» **Stored rows**:
▬▬▬▬▬▬

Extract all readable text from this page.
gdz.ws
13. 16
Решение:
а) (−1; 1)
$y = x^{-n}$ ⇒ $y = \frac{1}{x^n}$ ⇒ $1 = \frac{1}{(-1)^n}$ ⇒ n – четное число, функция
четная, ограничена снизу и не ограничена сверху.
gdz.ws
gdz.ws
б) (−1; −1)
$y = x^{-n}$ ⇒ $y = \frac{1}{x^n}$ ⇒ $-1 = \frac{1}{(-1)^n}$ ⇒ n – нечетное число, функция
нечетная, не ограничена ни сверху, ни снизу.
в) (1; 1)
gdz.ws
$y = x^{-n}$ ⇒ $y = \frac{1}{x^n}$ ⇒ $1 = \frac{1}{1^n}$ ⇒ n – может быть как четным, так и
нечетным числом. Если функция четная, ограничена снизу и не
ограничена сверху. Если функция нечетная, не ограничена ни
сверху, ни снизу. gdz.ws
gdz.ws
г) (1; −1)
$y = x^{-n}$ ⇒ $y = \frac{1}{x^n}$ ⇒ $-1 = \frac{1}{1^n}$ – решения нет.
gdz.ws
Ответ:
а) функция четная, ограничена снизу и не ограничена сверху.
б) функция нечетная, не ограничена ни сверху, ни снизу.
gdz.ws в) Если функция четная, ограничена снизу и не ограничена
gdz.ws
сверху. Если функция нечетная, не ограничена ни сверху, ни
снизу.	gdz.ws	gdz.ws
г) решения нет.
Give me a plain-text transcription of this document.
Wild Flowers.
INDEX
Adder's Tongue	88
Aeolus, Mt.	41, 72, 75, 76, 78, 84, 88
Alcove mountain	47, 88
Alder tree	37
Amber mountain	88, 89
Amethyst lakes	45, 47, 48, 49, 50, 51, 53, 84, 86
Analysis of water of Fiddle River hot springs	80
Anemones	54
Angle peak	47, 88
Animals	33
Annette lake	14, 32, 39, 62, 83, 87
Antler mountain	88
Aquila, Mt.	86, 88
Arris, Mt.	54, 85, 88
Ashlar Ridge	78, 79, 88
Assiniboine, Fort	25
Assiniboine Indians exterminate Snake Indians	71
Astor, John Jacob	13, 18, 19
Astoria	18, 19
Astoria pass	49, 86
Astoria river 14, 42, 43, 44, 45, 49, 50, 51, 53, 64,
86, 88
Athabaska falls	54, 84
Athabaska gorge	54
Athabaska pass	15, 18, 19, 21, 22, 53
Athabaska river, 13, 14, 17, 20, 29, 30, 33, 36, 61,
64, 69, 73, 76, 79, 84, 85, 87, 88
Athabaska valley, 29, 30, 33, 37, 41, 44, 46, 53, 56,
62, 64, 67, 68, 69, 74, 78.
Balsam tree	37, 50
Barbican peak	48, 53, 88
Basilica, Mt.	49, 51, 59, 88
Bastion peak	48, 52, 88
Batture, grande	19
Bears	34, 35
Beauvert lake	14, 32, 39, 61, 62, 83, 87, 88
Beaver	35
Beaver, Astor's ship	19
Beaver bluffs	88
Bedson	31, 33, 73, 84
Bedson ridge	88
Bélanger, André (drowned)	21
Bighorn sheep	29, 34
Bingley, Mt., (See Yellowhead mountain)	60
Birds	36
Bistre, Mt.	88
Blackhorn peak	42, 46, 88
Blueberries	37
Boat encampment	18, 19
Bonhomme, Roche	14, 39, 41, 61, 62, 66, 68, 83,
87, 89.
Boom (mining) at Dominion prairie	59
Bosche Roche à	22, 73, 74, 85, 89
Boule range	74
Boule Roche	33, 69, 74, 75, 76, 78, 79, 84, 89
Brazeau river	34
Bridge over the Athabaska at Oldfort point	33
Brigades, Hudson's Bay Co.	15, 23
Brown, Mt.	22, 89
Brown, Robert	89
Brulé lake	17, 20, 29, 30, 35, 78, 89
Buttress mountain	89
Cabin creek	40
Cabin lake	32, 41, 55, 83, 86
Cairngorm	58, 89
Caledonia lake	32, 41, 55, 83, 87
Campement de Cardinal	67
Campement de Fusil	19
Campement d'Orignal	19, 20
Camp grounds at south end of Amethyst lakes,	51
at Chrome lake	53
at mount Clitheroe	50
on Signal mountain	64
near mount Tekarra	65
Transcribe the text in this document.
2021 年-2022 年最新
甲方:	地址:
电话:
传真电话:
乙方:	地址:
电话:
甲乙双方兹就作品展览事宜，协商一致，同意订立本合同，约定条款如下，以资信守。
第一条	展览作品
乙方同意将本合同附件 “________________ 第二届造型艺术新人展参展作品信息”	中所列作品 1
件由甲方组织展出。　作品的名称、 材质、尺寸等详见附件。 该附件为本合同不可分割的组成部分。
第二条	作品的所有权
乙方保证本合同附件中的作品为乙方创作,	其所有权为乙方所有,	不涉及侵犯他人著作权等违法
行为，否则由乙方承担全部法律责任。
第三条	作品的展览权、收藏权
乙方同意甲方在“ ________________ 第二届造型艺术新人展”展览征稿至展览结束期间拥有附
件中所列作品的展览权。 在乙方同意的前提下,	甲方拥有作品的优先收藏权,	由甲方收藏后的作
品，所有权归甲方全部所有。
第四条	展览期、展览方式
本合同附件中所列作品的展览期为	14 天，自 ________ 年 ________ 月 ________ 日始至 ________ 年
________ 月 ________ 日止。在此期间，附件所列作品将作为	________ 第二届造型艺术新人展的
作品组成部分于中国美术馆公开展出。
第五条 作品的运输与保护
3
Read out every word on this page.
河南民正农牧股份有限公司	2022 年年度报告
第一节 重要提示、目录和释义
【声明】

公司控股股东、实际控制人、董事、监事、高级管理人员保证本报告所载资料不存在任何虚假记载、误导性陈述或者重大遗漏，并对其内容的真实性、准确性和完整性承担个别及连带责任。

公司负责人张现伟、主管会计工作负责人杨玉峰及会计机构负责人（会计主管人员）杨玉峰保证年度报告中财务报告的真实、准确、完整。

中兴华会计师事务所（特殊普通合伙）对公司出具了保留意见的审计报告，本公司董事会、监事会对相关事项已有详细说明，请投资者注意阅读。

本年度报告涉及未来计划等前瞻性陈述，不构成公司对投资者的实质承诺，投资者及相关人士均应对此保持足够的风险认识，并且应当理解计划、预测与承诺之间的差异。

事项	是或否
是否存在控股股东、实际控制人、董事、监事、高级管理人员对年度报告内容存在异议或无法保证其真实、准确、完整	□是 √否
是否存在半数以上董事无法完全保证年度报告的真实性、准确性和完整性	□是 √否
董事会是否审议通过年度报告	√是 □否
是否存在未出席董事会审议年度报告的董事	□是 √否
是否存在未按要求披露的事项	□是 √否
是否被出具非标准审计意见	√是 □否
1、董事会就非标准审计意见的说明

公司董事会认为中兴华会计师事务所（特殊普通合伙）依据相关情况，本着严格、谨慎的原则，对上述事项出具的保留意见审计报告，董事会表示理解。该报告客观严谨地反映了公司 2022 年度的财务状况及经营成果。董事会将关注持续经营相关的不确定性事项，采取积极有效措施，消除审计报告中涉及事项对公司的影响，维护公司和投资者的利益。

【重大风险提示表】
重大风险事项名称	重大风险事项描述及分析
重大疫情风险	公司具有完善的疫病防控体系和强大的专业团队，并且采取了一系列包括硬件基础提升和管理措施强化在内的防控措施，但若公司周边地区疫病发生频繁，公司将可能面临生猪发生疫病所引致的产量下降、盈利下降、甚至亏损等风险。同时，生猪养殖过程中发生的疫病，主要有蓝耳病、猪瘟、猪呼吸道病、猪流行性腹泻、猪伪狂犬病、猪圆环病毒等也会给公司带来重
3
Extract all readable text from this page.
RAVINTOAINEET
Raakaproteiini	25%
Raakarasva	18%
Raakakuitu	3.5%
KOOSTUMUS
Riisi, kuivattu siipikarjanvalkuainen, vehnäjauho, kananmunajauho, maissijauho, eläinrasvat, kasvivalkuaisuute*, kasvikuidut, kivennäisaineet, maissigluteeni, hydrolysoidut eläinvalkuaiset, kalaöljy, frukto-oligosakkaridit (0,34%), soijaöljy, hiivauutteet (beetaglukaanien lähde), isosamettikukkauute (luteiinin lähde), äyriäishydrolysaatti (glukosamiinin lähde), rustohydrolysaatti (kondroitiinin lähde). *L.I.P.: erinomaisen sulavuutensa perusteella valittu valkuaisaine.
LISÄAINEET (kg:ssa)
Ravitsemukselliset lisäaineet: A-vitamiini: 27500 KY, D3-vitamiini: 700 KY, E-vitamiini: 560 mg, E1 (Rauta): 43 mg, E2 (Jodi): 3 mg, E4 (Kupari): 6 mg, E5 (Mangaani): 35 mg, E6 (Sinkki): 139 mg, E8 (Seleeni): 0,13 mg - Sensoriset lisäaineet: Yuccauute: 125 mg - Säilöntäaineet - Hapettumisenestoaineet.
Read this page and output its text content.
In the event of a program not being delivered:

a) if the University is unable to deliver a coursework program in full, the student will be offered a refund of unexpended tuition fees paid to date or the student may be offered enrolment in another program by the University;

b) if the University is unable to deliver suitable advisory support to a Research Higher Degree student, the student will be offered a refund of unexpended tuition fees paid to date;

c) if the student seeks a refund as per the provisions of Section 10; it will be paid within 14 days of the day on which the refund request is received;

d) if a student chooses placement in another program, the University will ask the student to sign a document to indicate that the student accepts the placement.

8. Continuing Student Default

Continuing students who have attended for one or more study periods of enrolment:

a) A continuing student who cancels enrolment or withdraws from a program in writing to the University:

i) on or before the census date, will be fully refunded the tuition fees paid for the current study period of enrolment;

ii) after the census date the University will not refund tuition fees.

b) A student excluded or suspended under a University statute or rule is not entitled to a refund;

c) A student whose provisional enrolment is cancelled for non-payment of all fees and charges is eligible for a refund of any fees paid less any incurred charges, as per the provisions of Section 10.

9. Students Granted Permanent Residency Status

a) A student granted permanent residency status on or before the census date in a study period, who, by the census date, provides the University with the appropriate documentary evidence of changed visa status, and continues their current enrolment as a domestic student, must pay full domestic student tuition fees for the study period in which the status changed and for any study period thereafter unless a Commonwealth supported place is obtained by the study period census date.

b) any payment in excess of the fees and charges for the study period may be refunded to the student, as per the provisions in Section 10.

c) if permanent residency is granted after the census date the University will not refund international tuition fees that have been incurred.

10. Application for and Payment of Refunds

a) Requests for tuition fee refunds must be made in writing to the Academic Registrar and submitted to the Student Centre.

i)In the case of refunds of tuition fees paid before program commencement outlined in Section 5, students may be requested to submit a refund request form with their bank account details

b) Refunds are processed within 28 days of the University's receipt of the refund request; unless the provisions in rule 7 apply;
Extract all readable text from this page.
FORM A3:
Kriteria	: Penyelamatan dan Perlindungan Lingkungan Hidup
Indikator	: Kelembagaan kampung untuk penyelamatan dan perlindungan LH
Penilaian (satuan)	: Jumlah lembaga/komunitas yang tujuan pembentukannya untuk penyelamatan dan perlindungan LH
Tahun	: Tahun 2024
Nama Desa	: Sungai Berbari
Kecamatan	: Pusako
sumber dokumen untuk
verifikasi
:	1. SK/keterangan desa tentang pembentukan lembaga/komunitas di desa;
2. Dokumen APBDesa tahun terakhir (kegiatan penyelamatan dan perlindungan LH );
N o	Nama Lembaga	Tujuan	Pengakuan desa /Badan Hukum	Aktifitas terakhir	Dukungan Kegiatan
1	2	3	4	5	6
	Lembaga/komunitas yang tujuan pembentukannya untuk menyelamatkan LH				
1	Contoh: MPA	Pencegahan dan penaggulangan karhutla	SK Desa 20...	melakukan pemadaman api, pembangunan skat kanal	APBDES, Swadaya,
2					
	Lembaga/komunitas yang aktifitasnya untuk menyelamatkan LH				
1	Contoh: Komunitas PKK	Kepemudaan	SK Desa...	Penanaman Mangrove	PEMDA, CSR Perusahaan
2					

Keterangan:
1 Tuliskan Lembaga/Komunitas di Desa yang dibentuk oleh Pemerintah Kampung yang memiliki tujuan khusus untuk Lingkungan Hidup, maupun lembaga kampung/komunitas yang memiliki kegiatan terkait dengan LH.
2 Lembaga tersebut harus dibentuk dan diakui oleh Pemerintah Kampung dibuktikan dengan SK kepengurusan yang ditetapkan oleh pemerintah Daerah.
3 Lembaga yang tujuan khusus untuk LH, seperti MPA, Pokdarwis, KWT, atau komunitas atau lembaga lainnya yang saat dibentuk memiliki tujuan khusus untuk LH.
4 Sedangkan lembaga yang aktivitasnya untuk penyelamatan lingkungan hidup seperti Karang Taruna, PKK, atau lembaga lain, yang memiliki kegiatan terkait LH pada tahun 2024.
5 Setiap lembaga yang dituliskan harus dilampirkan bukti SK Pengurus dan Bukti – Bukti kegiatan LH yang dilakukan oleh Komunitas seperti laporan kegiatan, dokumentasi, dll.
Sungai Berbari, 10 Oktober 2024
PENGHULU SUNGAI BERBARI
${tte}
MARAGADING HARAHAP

▬▬▬▬▬▬

» **Task prompt**: Copy out every line that includes the word "сверху".

» **Answer below**:
четная, ограничена снизу и не ограничена сверху.
нечетная, не ограничена ни сверху, ни снизу.
ограничена сверху. Если функция нечетная, не ограничена ни
сверху, ни снизу. gdz.ws
а) функция четная, ограничена снизу и не ограничена сверху.
б) функция нечетная, не ограничена ни сверху, ни снизу.
сверху. Если функция нечетная, не ограничена ни сверху, ни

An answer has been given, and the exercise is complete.